> **Supplied records**
-- -- --
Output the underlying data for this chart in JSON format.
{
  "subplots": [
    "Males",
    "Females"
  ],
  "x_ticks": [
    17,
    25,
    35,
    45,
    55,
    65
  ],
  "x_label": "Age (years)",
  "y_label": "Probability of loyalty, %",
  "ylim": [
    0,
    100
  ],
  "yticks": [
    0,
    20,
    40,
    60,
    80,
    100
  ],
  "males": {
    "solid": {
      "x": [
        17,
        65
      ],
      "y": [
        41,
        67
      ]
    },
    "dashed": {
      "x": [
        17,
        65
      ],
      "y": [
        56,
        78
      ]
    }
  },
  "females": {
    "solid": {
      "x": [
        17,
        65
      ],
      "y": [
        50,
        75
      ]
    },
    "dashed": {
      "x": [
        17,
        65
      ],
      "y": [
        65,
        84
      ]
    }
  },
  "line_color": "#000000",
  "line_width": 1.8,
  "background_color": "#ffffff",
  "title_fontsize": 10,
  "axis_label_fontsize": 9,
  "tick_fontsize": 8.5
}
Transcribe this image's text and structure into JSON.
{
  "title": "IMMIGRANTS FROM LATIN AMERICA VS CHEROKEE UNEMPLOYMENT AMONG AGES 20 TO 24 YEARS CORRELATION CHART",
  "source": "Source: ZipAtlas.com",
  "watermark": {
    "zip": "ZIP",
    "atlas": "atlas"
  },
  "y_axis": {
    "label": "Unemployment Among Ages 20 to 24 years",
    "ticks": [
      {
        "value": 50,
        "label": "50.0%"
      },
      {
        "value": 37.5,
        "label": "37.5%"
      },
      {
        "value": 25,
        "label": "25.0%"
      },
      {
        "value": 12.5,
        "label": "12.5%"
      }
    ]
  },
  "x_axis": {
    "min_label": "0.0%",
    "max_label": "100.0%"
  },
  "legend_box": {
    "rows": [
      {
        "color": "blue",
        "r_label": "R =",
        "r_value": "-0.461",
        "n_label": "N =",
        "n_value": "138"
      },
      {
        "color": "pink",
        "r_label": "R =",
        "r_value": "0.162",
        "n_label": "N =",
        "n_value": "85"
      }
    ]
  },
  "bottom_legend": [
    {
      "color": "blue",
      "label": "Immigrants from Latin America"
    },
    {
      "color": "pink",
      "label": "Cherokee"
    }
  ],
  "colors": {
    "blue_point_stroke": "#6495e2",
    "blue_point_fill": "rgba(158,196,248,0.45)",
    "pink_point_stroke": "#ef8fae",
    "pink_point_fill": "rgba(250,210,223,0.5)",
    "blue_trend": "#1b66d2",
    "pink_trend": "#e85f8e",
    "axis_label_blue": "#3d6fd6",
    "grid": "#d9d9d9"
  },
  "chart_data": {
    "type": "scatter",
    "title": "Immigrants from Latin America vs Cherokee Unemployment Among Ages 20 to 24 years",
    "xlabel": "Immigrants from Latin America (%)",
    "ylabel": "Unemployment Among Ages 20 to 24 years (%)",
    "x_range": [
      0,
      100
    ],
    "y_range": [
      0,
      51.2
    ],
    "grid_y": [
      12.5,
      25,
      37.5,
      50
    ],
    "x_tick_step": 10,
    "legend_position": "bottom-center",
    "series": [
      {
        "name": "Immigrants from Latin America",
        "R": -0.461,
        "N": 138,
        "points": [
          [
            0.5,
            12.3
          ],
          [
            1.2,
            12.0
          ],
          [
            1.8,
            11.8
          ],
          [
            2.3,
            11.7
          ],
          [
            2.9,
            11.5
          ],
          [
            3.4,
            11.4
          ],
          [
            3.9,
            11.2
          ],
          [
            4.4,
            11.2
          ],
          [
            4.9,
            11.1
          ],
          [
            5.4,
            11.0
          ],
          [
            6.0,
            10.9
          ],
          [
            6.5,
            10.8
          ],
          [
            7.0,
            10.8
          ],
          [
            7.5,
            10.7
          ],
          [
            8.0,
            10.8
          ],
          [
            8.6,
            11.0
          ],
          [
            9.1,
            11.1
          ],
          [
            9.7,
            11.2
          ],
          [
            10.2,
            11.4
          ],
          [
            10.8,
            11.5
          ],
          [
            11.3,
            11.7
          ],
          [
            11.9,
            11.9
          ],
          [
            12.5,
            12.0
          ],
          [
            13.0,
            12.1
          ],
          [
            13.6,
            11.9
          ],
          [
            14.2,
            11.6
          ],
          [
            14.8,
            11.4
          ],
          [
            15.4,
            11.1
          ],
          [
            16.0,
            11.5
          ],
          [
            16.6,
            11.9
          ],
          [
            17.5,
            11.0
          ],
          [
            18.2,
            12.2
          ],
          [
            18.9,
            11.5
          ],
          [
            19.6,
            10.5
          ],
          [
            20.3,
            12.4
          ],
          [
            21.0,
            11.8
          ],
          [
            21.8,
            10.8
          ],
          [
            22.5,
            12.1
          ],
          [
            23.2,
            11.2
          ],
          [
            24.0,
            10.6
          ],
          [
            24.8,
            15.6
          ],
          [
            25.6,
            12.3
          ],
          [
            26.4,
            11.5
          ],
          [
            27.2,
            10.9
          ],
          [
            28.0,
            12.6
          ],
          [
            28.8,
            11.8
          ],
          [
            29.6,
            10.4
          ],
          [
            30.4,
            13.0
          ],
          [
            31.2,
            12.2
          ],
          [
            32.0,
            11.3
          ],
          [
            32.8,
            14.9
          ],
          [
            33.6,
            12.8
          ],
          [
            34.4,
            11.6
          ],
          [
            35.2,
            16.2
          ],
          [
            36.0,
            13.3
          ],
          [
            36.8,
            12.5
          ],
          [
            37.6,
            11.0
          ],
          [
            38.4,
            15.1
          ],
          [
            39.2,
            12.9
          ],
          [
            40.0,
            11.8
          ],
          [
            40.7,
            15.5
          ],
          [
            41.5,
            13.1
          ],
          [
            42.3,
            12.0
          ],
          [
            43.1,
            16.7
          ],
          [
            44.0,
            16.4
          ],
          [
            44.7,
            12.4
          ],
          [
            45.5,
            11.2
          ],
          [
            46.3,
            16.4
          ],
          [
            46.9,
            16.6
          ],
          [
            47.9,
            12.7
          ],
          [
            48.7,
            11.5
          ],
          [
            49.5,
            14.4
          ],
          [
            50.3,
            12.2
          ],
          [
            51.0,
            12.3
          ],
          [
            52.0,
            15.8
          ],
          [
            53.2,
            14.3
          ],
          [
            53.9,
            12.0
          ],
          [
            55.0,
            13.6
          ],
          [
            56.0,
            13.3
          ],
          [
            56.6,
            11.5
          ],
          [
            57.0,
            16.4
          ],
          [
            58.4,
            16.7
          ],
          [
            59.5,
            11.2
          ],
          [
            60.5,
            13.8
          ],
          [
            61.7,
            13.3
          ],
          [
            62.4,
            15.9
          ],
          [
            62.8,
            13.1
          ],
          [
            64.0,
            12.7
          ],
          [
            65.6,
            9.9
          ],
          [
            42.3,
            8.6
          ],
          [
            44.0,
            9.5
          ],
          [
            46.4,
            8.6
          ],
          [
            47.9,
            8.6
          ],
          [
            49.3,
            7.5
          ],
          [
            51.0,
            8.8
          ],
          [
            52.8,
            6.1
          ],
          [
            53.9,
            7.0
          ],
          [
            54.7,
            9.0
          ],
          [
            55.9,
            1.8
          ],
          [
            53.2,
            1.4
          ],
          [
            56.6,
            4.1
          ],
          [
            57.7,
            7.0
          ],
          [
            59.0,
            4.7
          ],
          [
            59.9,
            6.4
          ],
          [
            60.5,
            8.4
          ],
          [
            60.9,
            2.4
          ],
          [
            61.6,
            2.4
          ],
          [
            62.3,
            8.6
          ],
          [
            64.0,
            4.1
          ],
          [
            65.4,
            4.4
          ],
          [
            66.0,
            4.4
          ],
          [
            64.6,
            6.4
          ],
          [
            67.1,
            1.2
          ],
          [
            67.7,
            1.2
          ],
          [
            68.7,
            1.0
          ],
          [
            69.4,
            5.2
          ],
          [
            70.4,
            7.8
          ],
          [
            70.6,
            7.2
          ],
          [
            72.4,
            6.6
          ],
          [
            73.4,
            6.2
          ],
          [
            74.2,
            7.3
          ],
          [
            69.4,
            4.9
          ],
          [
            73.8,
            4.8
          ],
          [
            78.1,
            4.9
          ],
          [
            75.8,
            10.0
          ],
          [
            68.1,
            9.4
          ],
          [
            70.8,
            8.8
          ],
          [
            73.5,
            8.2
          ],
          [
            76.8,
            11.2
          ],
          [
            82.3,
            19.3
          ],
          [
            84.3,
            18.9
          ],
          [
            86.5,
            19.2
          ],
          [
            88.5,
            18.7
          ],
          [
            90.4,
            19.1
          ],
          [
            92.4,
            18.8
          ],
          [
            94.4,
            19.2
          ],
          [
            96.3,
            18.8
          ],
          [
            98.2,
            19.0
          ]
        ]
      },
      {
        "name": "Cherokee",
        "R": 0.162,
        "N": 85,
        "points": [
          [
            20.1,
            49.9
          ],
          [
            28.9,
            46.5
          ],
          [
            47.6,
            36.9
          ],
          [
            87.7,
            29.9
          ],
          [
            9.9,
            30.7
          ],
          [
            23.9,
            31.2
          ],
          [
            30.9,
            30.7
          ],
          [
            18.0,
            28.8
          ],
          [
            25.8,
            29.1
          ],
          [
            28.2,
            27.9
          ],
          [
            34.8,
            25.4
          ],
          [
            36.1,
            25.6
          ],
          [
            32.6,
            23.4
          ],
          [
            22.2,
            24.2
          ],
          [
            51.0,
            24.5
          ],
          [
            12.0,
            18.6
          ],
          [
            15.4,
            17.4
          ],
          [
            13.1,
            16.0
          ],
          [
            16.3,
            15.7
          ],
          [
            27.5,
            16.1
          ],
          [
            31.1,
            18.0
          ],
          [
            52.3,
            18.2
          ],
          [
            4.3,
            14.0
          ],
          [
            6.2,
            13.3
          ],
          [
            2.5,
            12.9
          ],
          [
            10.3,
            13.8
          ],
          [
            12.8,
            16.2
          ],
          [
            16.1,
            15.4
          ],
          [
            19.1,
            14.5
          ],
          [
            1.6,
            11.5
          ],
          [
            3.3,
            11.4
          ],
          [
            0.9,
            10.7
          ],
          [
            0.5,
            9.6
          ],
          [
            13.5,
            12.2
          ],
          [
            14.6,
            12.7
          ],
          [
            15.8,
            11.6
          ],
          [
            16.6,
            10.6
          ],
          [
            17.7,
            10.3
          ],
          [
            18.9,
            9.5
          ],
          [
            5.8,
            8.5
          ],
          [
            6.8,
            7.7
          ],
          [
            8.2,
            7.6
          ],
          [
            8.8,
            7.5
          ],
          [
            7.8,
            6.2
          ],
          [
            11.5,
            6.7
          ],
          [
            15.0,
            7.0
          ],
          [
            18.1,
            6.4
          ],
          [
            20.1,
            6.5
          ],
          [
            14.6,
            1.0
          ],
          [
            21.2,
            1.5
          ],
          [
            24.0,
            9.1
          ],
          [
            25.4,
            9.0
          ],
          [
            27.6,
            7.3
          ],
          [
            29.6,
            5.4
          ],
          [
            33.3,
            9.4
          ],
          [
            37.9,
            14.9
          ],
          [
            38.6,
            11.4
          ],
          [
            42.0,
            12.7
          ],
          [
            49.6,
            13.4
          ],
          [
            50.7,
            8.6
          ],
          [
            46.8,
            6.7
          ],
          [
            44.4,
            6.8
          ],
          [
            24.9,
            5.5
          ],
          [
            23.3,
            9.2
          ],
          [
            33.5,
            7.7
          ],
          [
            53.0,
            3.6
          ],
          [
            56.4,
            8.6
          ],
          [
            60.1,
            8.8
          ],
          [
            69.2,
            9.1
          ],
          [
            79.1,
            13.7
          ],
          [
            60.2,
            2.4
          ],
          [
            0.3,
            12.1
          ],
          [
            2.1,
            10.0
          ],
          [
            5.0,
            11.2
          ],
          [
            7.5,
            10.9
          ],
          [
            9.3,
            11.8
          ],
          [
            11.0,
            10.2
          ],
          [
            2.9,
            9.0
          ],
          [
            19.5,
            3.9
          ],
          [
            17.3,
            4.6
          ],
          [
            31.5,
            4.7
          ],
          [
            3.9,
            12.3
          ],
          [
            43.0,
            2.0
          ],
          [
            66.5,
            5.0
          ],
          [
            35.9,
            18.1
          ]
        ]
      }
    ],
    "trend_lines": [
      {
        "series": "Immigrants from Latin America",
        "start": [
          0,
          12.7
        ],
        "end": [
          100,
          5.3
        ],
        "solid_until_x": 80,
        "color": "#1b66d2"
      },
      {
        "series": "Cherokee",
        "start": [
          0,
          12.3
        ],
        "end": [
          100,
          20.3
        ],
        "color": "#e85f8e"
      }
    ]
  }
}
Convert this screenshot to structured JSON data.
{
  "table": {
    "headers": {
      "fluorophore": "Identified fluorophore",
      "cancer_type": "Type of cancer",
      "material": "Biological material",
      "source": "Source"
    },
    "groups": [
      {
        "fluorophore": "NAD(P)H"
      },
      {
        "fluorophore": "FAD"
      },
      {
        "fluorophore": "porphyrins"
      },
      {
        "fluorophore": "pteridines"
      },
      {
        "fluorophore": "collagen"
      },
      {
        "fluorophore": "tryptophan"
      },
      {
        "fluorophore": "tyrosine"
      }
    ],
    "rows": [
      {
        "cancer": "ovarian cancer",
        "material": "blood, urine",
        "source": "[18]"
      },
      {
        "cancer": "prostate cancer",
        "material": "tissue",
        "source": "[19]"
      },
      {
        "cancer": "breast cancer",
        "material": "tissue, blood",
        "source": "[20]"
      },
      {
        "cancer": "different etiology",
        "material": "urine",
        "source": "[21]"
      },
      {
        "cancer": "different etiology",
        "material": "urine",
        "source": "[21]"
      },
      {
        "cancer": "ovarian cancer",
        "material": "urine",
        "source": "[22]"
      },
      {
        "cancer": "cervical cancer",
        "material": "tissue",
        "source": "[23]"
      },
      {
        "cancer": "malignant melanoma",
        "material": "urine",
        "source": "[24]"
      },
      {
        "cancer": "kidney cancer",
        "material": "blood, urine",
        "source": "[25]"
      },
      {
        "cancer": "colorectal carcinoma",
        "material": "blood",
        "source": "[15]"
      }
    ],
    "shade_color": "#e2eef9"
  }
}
-- -- --
> **Goal**
Please list every line of the records that contains "rgba".

> **Finished task**
    "blue_point_fill": "rgba(158,196,248,0.45)",
    "pink_point_fill": "rgba(250,210,223,0.5)",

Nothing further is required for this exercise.